Dataset records on visual material:
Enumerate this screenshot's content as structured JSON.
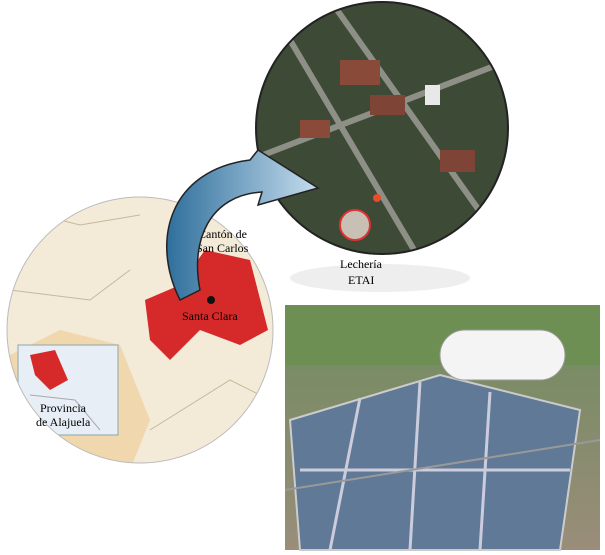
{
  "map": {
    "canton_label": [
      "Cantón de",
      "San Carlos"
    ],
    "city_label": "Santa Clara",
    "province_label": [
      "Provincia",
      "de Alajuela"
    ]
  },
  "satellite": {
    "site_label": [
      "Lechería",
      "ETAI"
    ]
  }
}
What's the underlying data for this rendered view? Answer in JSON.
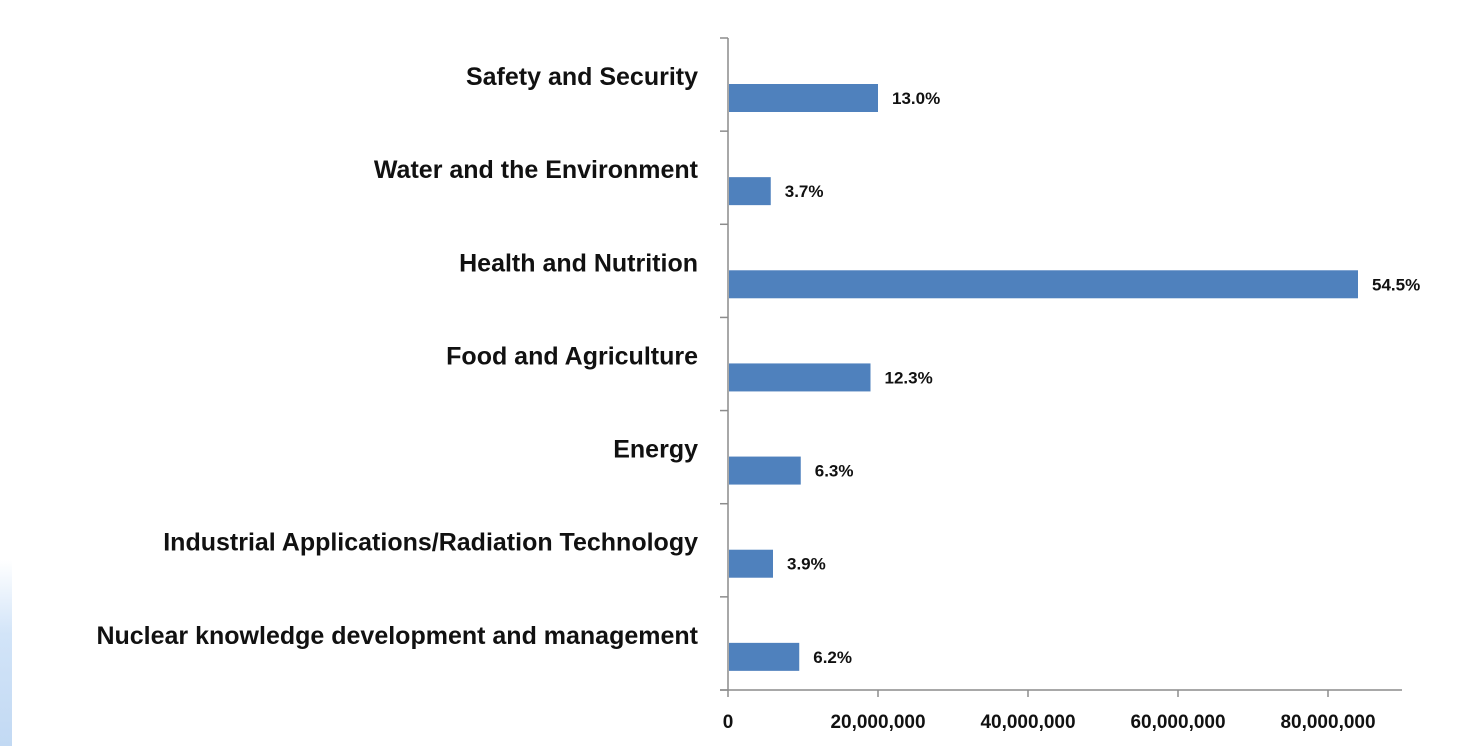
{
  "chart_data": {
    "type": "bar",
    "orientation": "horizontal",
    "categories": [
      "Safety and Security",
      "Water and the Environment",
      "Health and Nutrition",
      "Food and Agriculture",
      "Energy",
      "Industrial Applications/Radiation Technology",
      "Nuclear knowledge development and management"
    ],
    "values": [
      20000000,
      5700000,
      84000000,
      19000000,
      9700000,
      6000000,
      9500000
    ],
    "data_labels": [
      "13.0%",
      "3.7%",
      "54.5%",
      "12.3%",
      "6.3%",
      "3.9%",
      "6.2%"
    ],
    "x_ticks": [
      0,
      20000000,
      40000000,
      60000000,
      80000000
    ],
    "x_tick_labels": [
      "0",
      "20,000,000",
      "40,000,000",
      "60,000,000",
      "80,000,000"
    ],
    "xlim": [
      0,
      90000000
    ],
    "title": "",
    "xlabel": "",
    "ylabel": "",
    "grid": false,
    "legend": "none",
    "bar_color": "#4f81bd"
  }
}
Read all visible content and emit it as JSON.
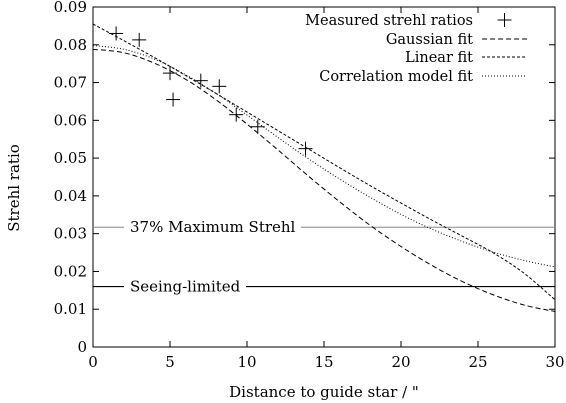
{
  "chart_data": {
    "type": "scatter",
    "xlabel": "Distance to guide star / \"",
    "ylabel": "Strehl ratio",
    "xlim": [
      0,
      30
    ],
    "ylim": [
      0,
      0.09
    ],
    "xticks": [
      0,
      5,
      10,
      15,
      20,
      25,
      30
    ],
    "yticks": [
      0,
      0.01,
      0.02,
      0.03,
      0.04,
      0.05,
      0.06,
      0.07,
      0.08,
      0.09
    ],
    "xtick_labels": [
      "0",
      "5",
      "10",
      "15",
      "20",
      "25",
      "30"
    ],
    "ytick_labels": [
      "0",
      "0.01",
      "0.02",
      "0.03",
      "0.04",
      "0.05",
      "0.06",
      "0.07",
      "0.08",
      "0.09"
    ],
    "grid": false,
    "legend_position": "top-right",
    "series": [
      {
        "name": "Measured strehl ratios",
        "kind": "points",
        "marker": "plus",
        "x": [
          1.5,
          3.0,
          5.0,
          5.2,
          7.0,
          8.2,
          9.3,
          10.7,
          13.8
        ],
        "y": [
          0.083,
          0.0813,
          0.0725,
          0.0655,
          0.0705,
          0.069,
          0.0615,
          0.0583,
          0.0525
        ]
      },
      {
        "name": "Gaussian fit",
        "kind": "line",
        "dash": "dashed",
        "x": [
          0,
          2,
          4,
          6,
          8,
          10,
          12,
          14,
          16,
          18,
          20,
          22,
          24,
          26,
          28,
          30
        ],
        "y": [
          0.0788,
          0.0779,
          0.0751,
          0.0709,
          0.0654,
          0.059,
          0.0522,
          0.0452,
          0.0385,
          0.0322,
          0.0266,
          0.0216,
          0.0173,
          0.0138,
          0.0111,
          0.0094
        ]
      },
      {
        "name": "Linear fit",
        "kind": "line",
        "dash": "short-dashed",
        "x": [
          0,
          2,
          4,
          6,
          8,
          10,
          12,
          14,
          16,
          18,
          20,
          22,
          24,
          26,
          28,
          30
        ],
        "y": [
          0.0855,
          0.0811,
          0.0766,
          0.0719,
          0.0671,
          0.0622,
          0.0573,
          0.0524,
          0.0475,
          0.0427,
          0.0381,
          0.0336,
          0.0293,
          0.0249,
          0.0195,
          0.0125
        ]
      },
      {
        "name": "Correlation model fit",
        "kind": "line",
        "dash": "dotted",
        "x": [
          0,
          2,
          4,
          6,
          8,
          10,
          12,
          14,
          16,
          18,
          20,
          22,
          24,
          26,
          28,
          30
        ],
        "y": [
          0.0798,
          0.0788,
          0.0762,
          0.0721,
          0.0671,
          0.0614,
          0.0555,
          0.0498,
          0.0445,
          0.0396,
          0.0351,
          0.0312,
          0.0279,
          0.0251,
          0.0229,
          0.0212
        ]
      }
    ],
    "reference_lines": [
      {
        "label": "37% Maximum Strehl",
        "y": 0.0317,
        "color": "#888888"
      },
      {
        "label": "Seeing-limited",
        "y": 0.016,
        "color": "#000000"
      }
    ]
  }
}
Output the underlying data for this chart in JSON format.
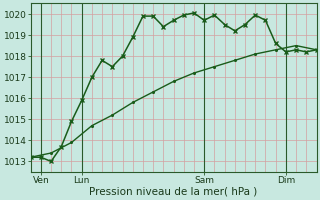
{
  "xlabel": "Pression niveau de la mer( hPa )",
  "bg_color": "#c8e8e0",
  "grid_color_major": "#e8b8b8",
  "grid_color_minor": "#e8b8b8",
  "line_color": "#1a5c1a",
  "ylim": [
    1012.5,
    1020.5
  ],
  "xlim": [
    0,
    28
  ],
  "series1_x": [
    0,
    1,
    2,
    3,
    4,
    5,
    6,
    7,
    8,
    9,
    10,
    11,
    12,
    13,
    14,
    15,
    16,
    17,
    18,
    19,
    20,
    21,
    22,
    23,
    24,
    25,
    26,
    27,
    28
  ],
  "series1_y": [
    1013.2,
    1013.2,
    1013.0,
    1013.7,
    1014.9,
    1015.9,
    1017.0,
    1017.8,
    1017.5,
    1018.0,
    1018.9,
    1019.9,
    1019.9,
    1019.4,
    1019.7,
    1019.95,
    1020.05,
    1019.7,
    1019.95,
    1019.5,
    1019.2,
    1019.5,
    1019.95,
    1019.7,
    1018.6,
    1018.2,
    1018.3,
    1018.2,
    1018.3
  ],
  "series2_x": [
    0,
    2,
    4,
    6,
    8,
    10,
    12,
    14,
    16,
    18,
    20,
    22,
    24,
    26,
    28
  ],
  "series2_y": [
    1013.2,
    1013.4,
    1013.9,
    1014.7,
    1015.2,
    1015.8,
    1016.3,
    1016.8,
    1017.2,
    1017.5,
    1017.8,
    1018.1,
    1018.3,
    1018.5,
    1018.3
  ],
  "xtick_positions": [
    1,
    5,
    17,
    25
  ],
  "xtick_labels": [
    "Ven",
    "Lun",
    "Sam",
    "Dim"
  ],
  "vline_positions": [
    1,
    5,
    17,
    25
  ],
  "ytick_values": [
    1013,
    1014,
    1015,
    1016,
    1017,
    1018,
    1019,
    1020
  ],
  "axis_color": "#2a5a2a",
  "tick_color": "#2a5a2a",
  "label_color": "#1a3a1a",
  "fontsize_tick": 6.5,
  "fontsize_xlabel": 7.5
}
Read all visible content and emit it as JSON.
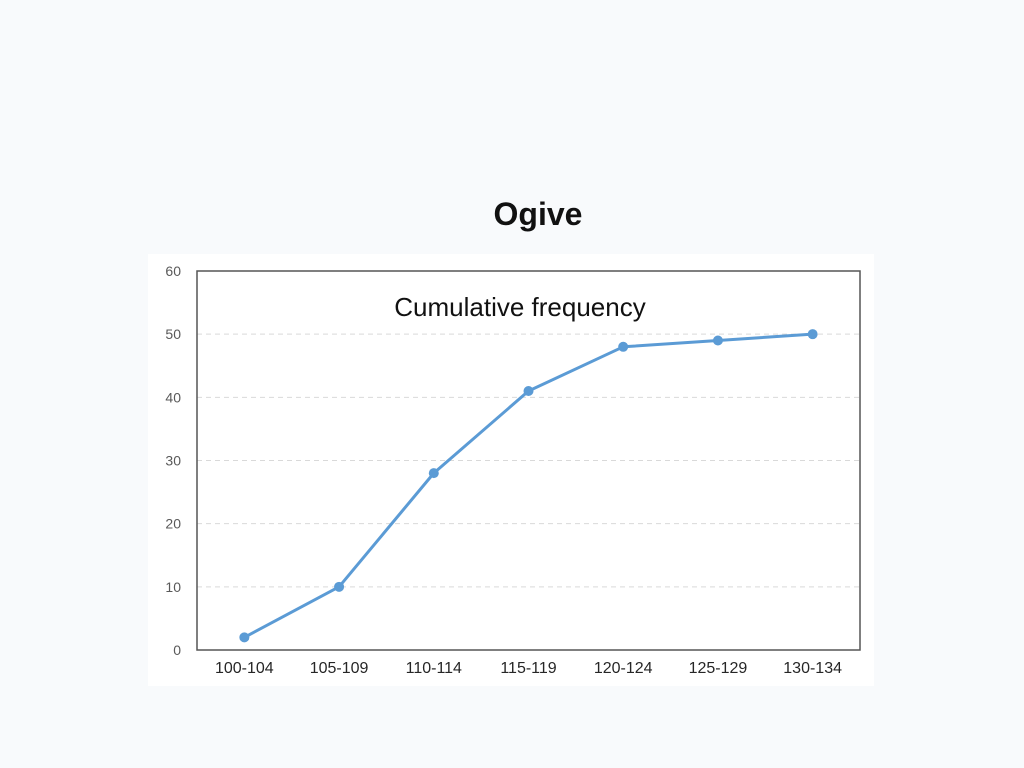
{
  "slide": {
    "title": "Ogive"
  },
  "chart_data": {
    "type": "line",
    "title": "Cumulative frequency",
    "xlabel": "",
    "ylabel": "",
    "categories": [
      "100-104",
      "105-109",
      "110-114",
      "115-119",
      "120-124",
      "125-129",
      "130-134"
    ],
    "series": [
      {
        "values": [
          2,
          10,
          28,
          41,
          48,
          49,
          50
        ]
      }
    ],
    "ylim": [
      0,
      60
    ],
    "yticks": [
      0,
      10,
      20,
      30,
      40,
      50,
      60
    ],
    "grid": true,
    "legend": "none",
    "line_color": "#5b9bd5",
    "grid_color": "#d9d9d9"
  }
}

*TASK INSTRUCTIONS*
Go through the records and gather the lines that hold "dash".

*EXERCISE RESPONSE*
        "dash": "dashed",
        "dash": "short-dashed",
        "dash": "dotted",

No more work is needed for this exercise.